◆ **Records shown**:
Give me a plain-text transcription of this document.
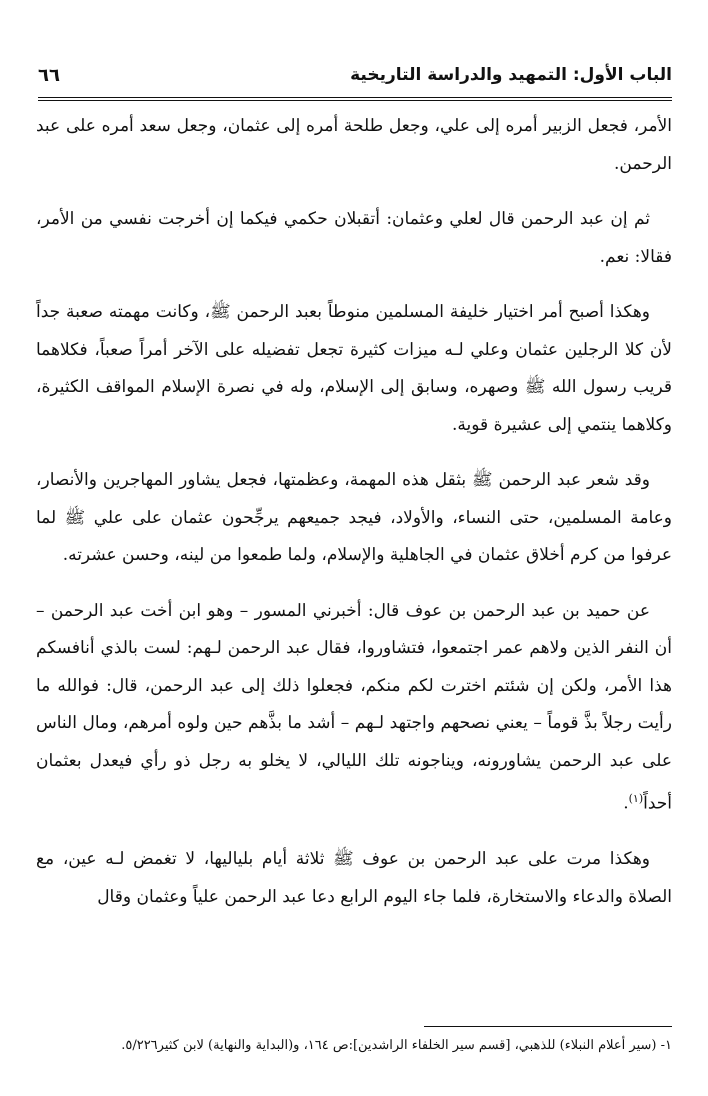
٦٦	الباب الأول: التمهيد والدراسة التاريخية

الأمر، فجعل الزبير أمره إلى علي، وجعل طلحة أمره إلى عثمان، وجعل سعد أمره على عبد الرحمن.

ثم إن عبد الرحمن قال لعلي وعثمان: أتقبلان حكمي فيكما إن أخرجت نفسي من الأمر، فقالا: نعم.

وهكذا أصبح أمر اختيار خليفة المسلمين منوطاً بعبد الرحمن ﷺ، وكانت مهمته صعبة جداً لأن كلا الرجلين عثمان وعلي لـه ميزات كثيرة تجعل تفضيله على الآخر أمراً صعباً، فكلاهما قريب رسول الله ﷺ وصهره، وسابق إلى الإسلام، وله في نصرة الإسلام المواقف الكثيرة، وكلاهما ينتمي إلى عشيرة قوية.

وقد شعر عبد الرحمن ﷺ بثقل هذه المهمة، وعظمتها، فجعل يشاور المهاجرين والأنصار، وعامة المسلمين، حتى النساء، والأولاد، فيجد جميعهم يرجِّحون عثمان على علي ﷺ لما عرفوا من كرم أخلاق عثمان في الجاهلية والإسلام، ولما طمعوا من لينه، وحسن عشرته.

عن حميد بن عبد الرحمن بن عوف قال: أخبرني المسور – وهو ابن أخت عبد الرحمن – أن النفر الذين ولاهم عمر اجتمعوا، فتشاوروا، فقال عبد الرحمن لـهم: لست بالذي أنافسكم هذا الأمر، ولكن إن شئتم اخترت لكم منكم، فجعلوا ذلك إلى عبد الرحمن، قال: فوالله ما رأيت رجلاً بذَّ قوماً – يعني نصحهم واجتهد لـهم – أشد ما بذَّهم حين ولوه أمرهم، ومال الناس على عبد الرحمن يشاورونه، ويناجونه تلك الليالي، لا يخلو به رجل ذو رأي فيعدل بعثمان أحداً$^{(١)}$.

وهكذا مرت على عبد الرحمن بن عوف ﷺ ثلاثة أيام بلياليها، لا تغمض لـه عين، مع الصلاة والدعاء والاستخارة، فلما جاء اليوم الرابع دعا عبد الرحمن علياً وعثمان وقال

١- (سير أعلام النبلاء) للذهبي، [قسم سير الخلفاء الراشدين]:ص ١٦٤، و(البداية والنهاية) لابن كثير٥/٢٢٦.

◆ **Given problem**:
Write the material out again exactly as it appears, dropping the pictures.

◆ **Task solution**:
Give me a plain-text transcription of this document.
٦٦	الباب الأول: التمهيد والدراسة التاريخية

الأمر، فجعل الزبير أمره إلى علي، وجعل طلحة أمره إلى عثمان، وجعل سعد أمره على عبد الرحمن.

ثم إن عبد الرحمن قال لعلي وعثمان: أتقبلان حكمي فيكما إن أخرجت نفسي من الأمر، فقالا: نعم.

وهكذا أصبح أمر اختيار خليفة المسلمين منوطاً بعبد الرحمن ﷺ، وكانت مهمته صعبة جداً لأن كلا الرجلين عثمان وعلي لـه ميزات كثيرة تجعل تفضيله على الآخر أمراً صعباً، فكلاهما قريب رسول الله ﷺ وصهره، وسابق إلى الإسلام، وله في نصرة الإسلام المواقف الكثيرة، وكلاهما ينتمي إلى عشيرة قوية.

وقد شعر عبد الرحمن ﷺ بثقل هذه المهمة، وعظمتها، فجعل يشاور المهاجرين والأنصار، وعامة المسلمين، حتى النساء، والأولاد، فيجد جميعهم يرجِّحون عثمان على علي ﷺ لما عرفوا من كرم أخلاق عثمان في الجاهلية والإسلام، ولما طمعوا من لينه، وحسن عشرته.

عن حميد بن عبد الرحمن بن عوف قال: أخبرني المسور – وهو ابن أخت عبد الرحمن – أن النفر الذين ولاهم عمر اجتمعوا، فتشاوروا، فقال عبد الرحمن لـهم: لست بالذي أنافسكم هذا الأمر، ولكن إن شئتم اخترت لكم منكم، فجعلوا ذلك إلى عبد الرحمن، قال: فوالله ما رأيت رجلاً بذَّ قوماً – يعني نصحهم واجتهد لـهم – أشد ما بذَّهم حين ولوه أمرهم، ومال الناس على عبد الرحمن يشاورونه، ويناجونه تلك الليالي، لا يخلو به رجل ذو رأي فيعدل بعثمان أحداً$^{(١)}$.

وهكذا مرت على عبد الرحمن بن عوف ﷺ ثلاثة أيام بلياليها، لا تغمض لـه عين، مع الصلاة والدعاء والاستخارة، فلما جاء اليوم الرابع دعا عبد الرحمن علياً وعثمان وقال

١- (سير أعلام النبلاء) للذهبي، [قسم سير الخلفاء الراشدين]:ص ١٦٤، و(البداية والنهاية) لابن كثير٥/٢٢٦.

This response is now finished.